_EXERCISE GOAL_: Set every record down verbatim and omit the pictures.
┌─ RAW DATA
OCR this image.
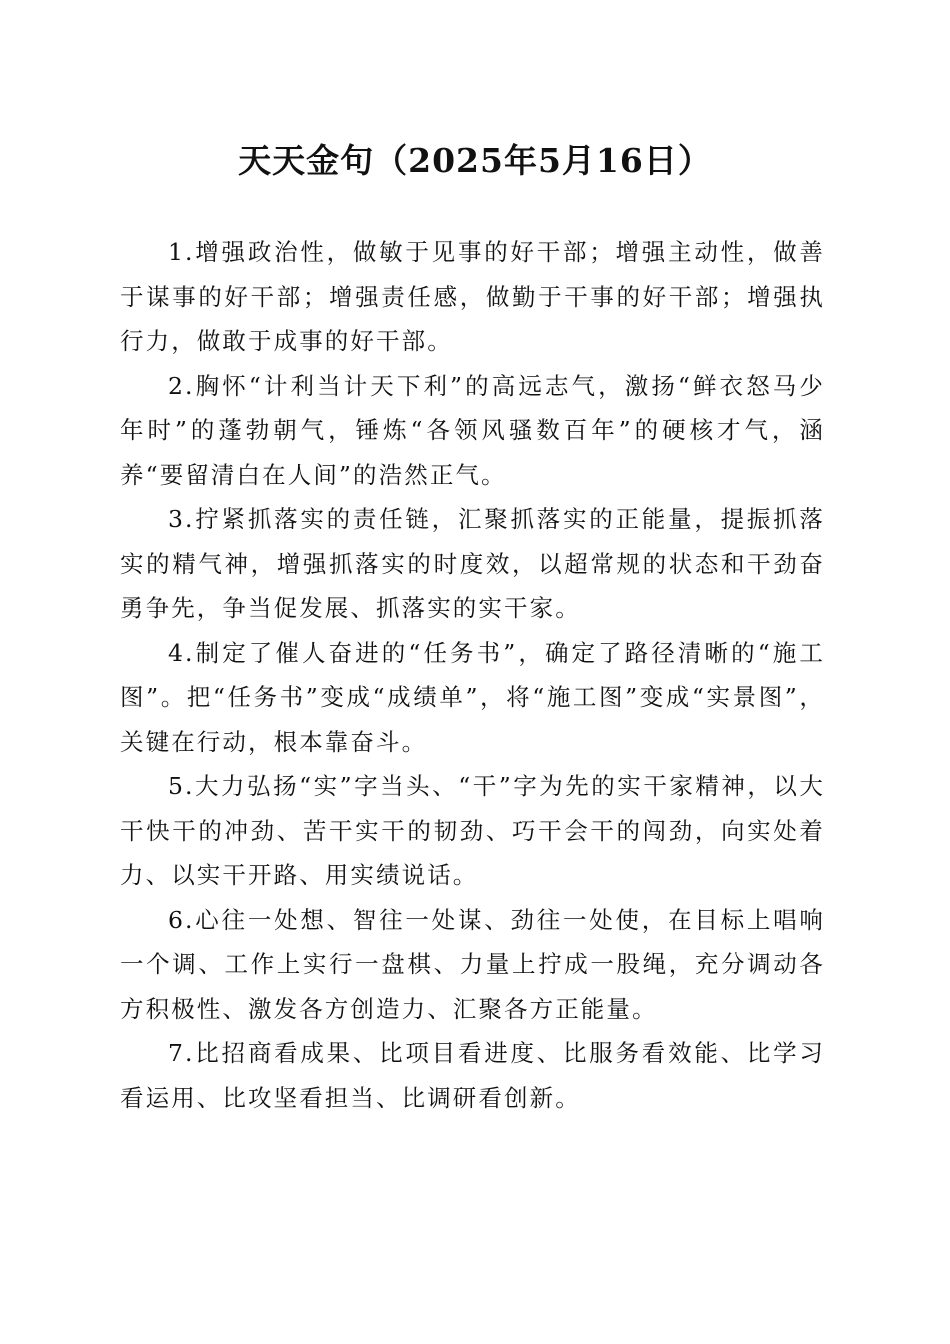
天天金句（2025年5月16日）

1.增强政治性，做敏于见事的好干部；增强主动性，做善于谋事的好干部；增强责任感，做勤于干事的好干部；增强执行力，做敢于成事的好干部。

2.胸怀“计利当计天下利”的高远志气，激扬“鲜衣怒马少年时”的蓬勃朝气，锤炼“各领风骚数百年”的硬核才气，涵养“要留清白在人间”的浩然正气。

3.拧紧抓落实的责任链，汇聚抓落实的正能量，提振抓落实的精气神，增强抓落实的时度效，以超常规的状态和干劲奋勇争先，争当促发展、抓落实的实干家。

4.制定了催人奋进的“任务书”，确定了路径清晰的“施工图”。把“任务书”变成“成绩单”，将“施工图”变成“实景图”，关键在行动，根本靠奋斗。

5.大力弘扬“实”字当头、“干”字为先的实干家精神，以大干快干的冲劲、苦干实干的韧劲、巧干会干的闯劲，向实处着力、以实干开路、用实绩说话。

6.心往一处想、智往一处谋、劲往一处使，在目标上唱响一个调、工作上实行一盘棋、力量上拧成一股绳，充分调动各方积极性、激发各方创造力、汇聚各方正能量。

7.比招商看成果、比项目看进度、比服务看效能、比学习看运用、比攻坚看担当、比调研看创新。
└─
_OUTPUT BELOW_:
OCR this image.
天天金句（2025年5月16日）

1.增强政治性，做敏于见事的好干部；增强主动性，做善于谋事的好干部；增强责任感，做勤于干事的好干部；增强执行力，做敢于成事的好干部。

2.胸怀“计利当计天下利”的高远志气，激扬“鲜衣怒马少年时”的蓬勃朝气，锤炼“各领风骚数百年”的硬核才气，涵养“要留清白在人间”的浩然正气。

3.拧紧抓落实的责任链，汇聚抓落实的正能量，提振抓落实的精气神，增强抓落实的时度效，以超常规的状态和干劲奋勇争先，争当促发展、抓落实的实干家。

4.制定了催人奋进的“任务书”，确定了路径清晰的“施工图”。把“任务书”变成“成绩单”，将“施工图”变成“实景图”，关键在行动，根本靠奋斗。

5.大力弘扬“实”字当头、“干”字为先的实干家精神，以大干快干的冲劲、苦干实干的韧劲、巧干会干的闯劲，向实处着力、以实干开路、用实绩说话。

6.心往一处想、智往一处谋、劲往一处使，在目标上唱响一个调、工作上实行一盘棋、力量上拧成一股绳，充分调动各方积极性、激发各方创造力、汇聚各方正能量。

7.比招商看成果、比项目看进度、比服务看效能、比学习看运用、比攻坚看担当、比调研看创新。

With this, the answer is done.